**EXERCISE**
Locate all lines with the word "Belt". Copy them.

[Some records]
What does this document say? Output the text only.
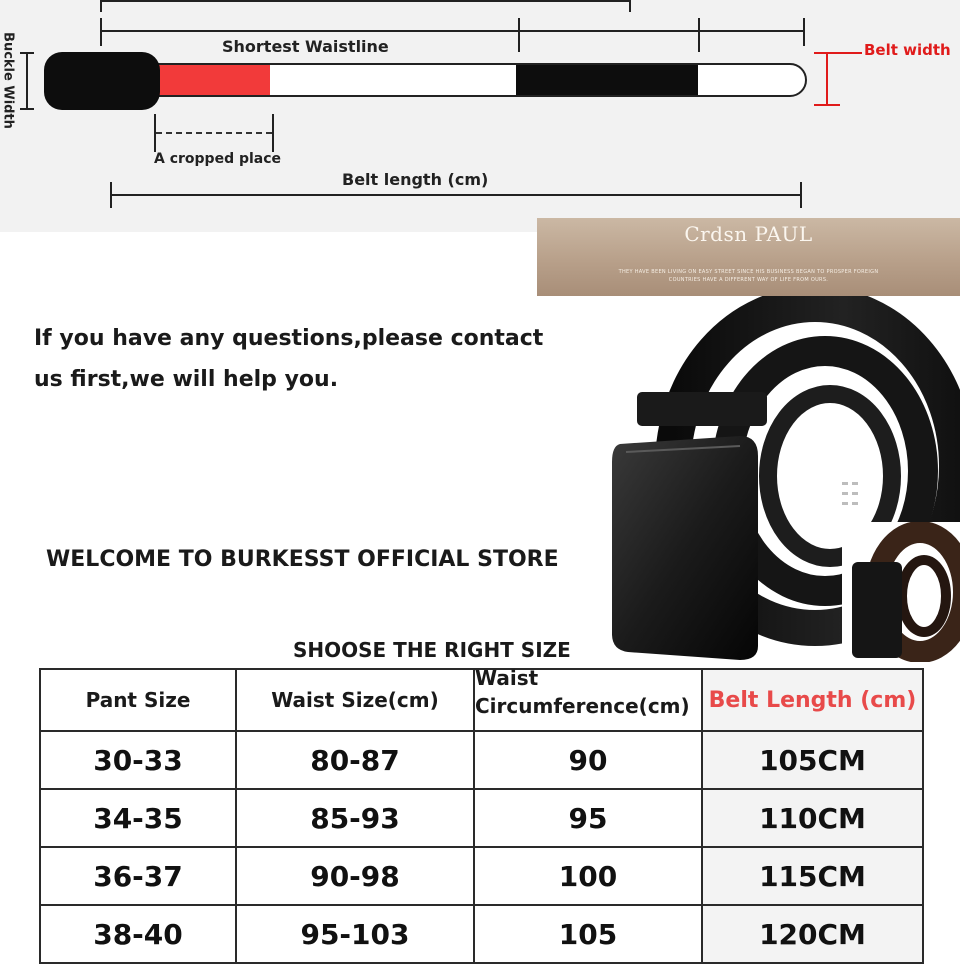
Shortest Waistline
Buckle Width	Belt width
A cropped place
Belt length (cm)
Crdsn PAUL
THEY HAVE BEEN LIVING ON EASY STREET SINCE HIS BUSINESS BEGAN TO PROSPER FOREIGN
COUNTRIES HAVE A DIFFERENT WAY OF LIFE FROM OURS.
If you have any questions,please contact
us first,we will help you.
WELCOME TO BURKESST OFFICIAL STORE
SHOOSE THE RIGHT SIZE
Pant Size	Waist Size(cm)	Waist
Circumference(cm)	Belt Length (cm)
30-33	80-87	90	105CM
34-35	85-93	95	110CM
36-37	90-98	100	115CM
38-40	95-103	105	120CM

**EXERCISE OUTPUT**
Buckle Width	Belt width
Belt length (cm)
Circumference(cm)	Belt Length (cm)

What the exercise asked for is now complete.